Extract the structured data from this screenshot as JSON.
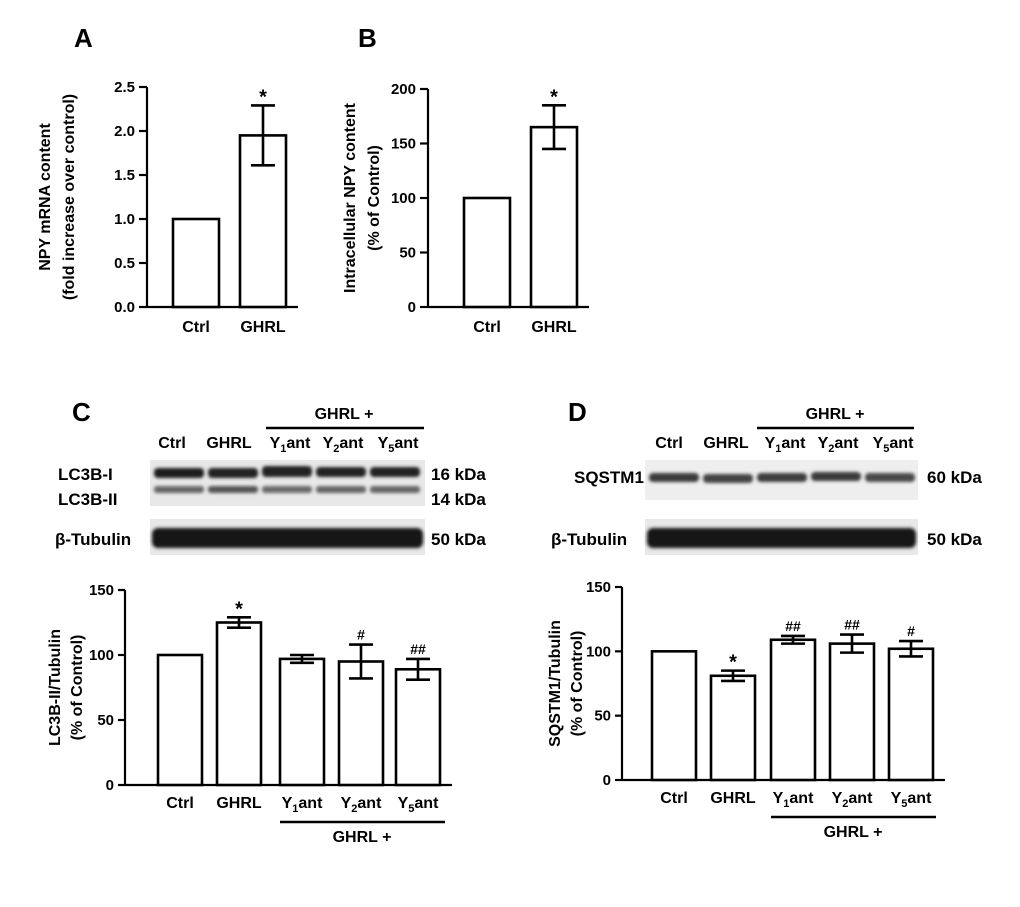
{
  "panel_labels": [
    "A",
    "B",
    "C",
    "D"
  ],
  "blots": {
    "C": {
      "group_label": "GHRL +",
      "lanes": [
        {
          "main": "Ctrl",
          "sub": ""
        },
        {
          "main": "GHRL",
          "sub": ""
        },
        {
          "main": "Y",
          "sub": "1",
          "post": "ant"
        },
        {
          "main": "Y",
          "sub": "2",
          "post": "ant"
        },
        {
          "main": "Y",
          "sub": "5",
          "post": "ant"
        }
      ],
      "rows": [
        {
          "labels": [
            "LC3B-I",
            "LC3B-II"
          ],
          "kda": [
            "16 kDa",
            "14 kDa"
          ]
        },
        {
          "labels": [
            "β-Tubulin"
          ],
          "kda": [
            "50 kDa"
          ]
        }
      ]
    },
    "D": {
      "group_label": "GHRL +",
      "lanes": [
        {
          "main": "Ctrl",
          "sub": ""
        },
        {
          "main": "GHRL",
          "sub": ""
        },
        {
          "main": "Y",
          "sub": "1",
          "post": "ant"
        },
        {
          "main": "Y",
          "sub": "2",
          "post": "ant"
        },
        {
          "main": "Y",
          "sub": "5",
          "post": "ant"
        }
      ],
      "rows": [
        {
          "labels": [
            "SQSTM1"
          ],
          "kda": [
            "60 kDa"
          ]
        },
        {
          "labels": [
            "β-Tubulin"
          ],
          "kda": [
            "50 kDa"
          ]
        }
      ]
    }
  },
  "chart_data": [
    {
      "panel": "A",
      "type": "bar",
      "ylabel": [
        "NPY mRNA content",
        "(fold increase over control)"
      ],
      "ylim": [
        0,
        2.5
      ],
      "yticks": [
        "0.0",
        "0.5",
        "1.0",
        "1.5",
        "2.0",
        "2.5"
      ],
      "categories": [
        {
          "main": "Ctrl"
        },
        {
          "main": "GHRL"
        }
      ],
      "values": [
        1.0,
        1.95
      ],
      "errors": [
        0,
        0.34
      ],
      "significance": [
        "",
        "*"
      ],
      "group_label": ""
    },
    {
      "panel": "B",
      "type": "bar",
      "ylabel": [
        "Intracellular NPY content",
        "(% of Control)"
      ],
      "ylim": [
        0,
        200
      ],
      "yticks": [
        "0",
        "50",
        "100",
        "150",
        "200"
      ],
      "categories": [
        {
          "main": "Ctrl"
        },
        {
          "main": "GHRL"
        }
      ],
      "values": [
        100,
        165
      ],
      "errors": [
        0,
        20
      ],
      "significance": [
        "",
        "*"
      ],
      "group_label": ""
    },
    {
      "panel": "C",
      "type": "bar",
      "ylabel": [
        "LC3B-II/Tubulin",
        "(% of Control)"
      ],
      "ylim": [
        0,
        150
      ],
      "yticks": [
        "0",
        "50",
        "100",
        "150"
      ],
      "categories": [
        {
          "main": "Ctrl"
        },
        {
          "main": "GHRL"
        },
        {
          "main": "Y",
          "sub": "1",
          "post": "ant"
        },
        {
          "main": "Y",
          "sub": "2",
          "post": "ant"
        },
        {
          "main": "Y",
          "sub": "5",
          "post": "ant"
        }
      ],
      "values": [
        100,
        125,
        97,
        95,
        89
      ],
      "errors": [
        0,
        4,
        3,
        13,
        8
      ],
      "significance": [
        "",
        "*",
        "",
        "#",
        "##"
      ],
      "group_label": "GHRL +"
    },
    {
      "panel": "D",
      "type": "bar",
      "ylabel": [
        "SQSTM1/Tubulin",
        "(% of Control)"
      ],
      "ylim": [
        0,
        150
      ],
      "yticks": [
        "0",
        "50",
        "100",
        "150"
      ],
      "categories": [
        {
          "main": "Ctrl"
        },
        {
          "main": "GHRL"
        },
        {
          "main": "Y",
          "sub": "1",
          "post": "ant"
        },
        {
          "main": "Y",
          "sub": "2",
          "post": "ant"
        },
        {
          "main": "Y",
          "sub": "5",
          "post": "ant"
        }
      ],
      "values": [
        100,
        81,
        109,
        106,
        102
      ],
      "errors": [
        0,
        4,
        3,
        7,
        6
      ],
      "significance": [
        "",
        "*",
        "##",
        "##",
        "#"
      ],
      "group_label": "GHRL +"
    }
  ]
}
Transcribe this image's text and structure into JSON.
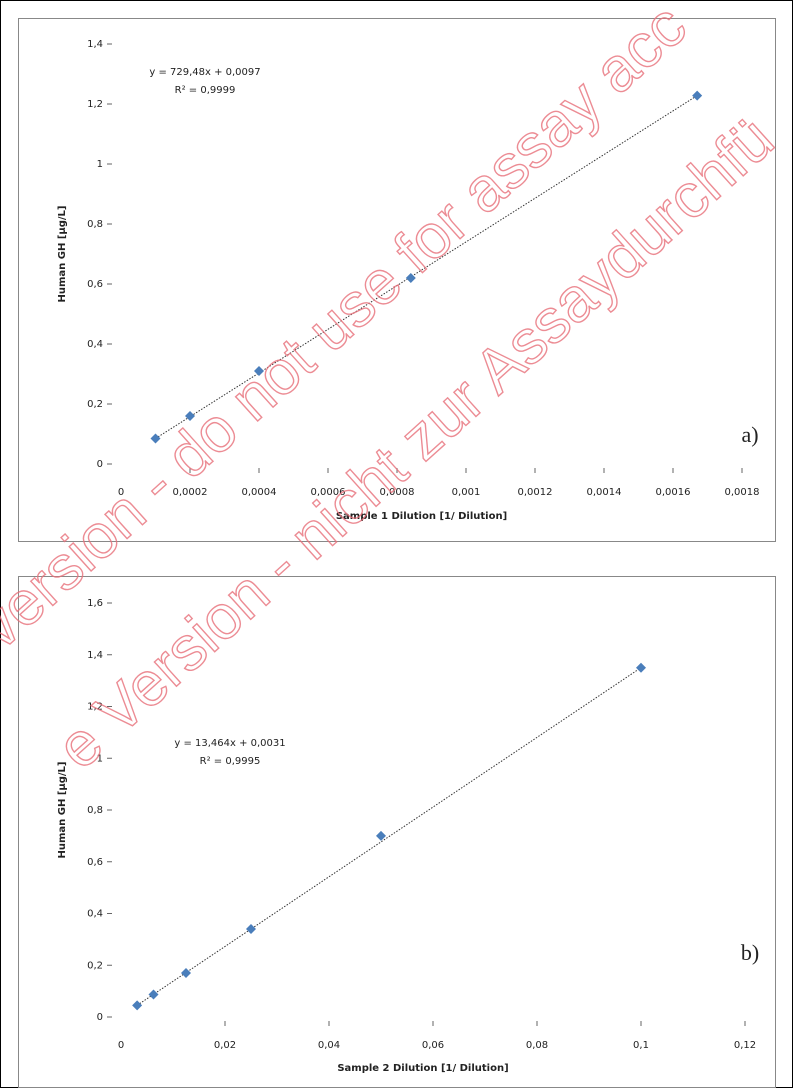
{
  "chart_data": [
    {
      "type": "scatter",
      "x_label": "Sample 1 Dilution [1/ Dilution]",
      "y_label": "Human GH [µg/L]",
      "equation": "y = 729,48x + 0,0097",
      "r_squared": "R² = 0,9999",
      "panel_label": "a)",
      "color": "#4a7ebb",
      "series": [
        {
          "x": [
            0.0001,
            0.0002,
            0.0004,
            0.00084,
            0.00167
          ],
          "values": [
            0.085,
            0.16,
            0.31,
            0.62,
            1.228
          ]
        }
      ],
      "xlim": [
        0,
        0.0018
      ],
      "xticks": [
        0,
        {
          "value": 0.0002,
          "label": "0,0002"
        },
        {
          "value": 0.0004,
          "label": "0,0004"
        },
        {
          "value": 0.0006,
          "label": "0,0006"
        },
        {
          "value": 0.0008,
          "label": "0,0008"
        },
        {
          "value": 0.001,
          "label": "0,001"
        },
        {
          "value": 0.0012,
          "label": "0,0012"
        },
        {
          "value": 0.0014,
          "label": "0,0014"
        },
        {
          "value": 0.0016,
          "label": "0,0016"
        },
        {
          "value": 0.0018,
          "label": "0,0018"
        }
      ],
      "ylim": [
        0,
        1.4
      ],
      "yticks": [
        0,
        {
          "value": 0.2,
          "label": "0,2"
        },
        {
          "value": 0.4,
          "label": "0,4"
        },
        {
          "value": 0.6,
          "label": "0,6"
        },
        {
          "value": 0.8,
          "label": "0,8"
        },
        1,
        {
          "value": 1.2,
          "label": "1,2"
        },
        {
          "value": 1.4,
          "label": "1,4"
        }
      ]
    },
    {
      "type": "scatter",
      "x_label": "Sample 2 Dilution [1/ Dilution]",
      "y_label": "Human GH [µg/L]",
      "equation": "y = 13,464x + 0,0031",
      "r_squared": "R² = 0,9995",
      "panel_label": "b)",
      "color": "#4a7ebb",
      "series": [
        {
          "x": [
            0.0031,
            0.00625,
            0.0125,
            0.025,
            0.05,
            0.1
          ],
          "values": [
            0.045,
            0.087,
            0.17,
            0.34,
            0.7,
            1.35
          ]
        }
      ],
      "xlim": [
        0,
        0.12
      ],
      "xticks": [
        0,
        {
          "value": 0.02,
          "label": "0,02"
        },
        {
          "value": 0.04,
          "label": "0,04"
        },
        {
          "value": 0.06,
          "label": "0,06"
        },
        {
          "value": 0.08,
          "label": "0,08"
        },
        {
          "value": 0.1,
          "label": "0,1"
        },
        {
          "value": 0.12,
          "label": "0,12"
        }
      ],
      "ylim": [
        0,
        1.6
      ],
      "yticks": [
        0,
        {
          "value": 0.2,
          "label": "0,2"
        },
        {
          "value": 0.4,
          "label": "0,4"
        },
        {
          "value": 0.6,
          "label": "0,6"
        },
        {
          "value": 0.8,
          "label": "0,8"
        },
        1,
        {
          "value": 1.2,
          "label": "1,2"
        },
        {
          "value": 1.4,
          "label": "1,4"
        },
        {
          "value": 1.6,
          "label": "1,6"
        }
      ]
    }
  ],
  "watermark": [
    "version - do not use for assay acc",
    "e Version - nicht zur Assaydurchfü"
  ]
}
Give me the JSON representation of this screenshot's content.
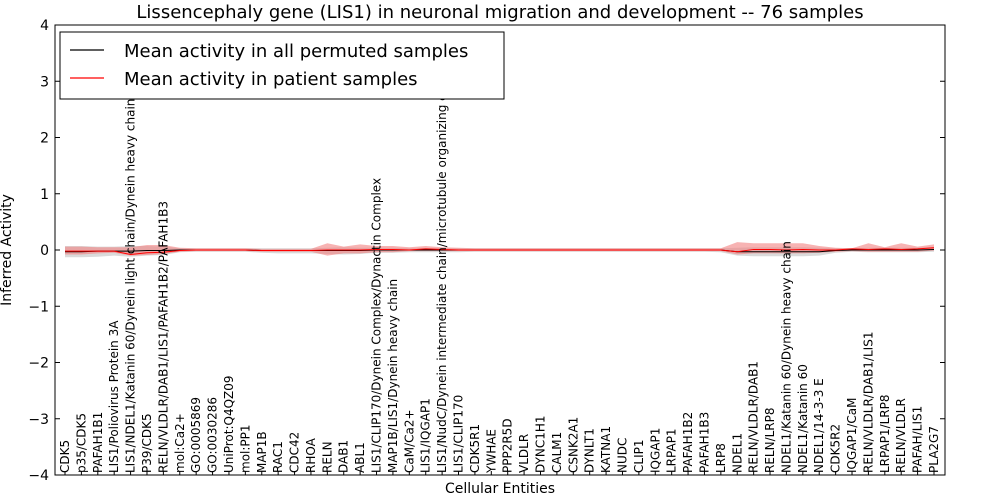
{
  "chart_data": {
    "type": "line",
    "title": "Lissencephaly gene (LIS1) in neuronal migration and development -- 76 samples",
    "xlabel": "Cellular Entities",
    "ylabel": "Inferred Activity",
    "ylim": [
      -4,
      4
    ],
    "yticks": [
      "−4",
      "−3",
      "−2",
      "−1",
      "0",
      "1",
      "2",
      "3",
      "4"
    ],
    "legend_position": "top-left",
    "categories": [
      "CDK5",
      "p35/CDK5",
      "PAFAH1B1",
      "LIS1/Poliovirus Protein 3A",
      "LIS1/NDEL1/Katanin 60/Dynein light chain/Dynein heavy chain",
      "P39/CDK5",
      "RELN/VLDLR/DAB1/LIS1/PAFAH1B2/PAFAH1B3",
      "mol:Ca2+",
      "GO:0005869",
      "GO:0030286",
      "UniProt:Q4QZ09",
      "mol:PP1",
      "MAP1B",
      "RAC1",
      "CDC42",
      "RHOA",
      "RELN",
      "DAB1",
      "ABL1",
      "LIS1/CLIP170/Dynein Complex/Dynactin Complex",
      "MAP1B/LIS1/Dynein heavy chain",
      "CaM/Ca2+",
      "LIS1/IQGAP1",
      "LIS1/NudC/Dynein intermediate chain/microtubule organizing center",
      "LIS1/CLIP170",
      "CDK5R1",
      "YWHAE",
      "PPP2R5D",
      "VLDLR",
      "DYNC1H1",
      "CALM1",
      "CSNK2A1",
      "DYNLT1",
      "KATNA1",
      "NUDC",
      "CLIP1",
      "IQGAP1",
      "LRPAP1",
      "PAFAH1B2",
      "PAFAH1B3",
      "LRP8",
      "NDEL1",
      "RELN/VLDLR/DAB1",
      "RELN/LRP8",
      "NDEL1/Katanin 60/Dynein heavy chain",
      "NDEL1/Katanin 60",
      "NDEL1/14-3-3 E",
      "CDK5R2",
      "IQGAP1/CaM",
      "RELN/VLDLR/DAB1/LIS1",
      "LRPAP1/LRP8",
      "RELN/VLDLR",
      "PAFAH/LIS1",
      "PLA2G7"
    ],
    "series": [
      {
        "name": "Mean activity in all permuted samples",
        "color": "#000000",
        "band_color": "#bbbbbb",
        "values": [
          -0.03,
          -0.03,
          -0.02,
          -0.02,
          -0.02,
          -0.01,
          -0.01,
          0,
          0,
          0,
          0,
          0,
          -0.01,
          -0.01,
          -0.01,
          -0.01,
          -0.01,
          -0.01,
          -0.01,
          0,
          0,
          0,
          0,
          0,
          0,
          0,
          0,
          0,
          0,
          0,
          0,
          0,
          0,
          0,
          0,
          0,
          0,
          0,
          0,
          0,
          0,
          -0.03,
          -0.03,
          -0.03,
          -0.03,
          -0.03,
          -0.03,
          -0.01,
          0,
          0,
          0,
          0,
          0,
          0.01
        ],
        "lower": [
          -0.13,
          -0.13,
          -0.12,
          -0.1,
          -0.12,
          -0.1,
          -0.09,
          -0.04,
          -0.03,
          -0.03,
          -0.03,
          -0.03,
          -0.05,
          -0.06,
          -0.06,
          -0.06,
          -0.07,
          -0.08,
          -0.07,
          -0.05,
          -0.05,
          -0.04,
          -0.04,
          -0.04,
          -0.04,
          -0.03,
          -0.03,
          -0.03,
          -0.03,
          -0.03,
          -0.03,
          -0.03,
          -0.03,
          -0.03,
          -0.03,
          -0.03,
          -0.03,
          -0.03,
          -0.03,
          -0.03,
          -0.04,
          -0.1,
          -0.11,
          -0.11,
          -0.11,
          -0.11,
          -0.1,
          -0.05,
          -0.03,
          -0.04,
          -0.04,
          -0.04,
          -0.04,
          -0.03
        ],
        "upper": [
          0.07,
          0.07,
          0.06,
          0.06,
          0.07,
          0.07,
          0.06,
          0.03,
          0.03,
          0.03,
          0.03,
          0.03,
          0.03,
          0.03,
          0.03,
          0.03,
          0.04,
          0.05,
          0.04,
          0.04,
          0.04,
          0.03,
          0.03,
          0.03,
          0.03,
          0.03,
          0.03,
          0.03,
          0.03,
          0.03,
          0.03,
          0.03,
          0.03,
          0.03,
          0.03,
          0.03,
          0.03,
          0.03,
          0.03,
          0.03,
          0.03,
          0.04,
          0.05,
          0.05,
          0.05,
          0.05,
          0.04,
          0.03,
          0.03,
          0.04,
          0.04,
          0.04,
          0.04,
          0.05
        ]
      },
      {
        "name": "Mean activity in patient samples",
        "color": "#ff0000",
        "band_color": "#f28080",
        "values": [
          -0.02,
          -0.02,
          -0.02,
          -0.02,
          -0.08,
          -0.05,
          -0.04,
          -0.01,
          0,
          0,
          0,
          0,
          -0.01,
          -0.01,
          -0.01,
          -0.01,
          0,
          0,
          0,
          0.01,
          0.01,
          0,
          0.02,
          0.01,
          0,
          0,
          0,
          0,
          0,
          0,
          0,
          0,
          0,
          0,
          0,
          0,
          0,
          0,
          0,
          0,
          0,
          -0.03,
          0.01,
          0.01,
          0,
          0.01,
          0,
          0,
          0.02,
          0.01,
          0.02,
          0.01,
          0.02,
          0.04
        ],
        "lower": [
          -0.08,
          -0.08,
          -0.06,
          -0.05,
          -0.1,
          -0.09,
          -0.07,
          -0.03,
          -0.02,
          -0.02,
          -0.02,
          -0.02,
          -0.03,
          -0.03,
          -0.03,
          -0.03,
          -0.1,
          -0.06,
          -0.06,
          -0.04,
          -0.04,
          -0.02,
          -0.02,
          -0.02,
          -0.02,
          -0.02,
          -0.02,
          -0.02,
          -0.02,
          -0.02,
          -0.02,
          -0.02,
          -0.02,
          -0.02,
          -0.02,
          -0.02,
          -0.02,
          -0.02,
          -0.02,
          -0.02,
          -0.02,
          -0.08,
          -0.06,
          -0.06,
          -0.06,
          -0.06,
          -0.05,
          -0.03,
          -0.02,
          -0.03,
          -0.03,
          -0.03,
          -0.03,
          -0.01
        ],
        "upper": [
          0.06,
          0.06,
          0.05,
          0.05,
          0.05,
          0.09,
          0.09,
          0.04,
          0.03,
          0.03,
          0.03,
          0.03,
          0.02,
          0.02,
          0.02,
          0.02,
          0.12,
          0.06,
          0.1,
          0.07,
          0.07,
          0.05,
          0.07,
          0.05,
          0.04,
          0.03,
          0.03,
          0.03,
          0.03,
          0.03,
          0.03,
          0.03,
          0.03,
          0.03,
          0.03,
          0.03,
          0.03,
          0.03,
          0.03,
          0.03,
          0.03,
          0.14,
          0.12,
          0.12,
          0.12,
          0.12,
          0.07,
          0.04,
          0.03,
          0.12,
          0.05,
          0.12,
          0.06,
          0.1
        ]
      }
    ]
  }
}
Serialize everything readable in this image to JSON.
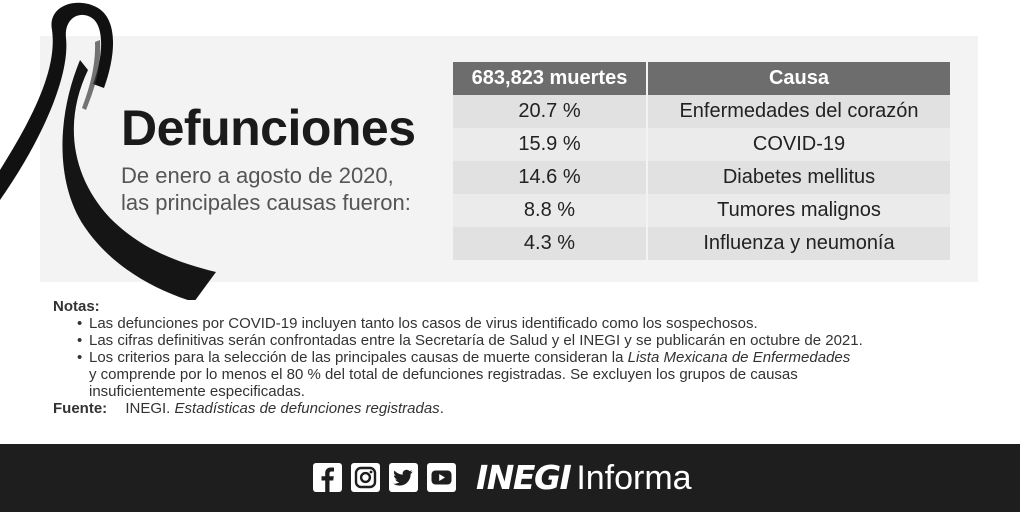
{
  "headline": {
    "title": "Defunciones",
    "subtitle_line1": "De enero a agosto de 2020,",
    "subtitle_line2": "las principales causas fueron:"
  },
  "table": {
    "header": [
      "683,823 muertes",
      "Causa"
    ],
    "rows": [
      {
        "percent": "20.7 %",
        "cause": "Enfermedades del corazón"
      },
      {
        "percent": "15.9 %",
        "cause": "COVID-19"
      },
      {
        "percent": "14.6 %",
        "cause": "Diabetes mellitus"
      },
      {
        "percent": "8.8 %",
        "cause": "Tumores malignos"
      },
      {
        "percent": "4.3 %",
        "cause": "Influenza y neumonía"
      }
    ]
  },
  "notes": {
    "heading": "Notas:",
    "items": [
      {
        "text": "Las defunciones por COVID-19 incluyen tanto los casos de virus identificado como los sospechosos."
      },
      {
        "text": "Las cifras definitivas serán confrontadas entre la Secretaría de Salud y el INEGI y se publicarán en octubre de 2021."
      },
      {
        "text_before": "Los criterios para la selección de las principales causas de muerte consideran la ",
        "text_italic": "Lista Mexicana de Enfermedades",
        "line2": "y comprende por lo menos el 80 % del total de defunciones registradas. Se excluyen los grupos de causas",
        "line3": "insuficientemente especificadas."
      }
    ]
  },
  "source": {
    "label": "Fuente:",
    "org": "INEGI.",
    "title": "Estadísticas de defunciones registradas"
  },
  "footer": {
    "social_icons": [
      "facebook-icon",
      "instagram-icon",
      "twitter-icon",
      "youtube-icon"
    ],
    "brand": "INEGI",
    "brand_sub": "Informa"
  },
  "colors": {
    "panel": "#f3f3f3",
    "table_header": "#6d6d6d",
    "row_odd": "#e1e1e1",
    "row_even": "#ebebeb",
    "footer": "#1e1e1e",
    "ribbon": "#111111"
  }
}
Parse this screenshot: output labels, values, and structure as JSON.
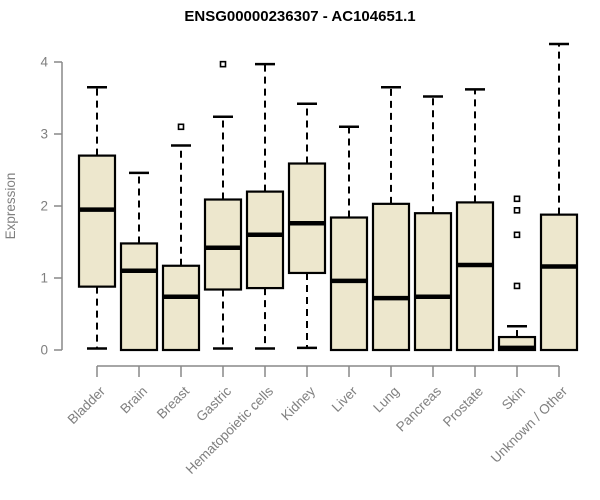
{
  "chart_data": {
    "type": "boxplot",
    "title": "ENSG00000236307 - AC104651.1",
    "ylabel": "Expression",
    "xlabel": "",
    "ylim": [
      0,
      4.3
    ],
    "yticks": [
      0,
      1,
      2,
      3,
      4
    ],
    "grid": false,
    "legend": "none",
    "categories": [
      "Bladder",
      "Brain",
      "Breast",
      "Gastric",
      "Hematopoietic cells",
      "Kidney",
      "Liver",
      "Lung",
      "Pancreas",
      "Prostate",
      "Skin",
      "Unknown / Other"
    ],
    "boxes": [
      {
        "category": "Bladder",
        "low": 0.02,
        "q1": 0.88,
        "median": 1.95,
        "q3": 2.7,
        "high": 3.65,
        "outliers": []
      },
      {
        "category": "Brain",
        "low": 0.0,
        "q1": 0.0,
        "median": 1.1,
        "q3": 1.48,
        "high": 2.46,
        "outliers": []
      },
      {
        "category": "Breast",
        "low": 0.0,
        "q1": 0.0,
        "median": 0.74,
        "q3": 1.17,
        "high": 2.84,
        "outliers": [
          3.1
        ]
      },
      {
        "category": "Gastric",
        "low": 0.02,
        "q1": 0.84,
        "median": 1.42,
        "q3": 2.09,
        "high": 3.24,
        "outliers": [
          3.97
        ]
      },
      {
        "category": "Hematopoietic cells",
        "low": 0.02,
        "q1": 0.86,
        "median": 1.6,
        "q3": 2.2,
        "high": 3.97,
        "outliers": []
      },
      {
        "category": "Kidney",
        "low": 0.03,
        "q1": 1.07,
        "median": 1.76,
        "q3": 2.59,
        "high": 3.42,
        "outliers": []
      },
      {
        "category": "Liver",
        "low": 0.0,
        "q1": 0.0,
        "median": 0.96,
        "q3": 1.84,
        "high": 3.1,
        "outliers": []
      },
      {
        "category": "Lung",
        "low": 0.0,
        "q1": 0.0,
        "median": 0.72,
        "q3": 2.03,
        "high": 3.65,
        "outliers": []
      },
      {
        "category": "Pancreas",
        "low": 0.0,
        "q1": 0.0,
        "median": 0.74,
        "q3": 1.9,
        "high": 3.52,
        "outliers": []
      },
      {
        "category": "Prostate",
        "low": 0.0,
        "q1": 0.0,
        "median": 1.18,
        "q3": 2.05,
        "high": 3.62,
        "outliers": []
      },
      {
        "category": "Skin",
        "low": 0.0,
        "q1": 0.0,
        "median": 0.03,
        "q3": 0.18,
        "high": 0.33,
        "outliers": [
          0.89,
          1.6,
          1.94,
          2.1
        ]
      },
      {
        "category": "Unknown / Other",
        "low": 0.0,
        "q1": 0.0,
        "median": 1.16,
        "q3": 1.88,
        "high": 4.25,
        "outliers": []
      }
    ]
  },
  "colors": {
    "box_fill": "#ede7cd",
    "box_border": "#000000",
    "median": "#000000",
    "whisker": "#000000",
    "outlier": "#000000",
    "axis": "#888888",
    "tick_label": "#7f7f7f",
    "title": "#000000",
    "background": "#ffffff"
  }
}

- - - - -

- **WHAT THIS TASK INVOLVES**
All lines above in which the word "cells" occurs should be identified and copied.

- **SOLUTION BELOW**
      "Hematopoietic cells",
        "category": "Hematopoietic cells",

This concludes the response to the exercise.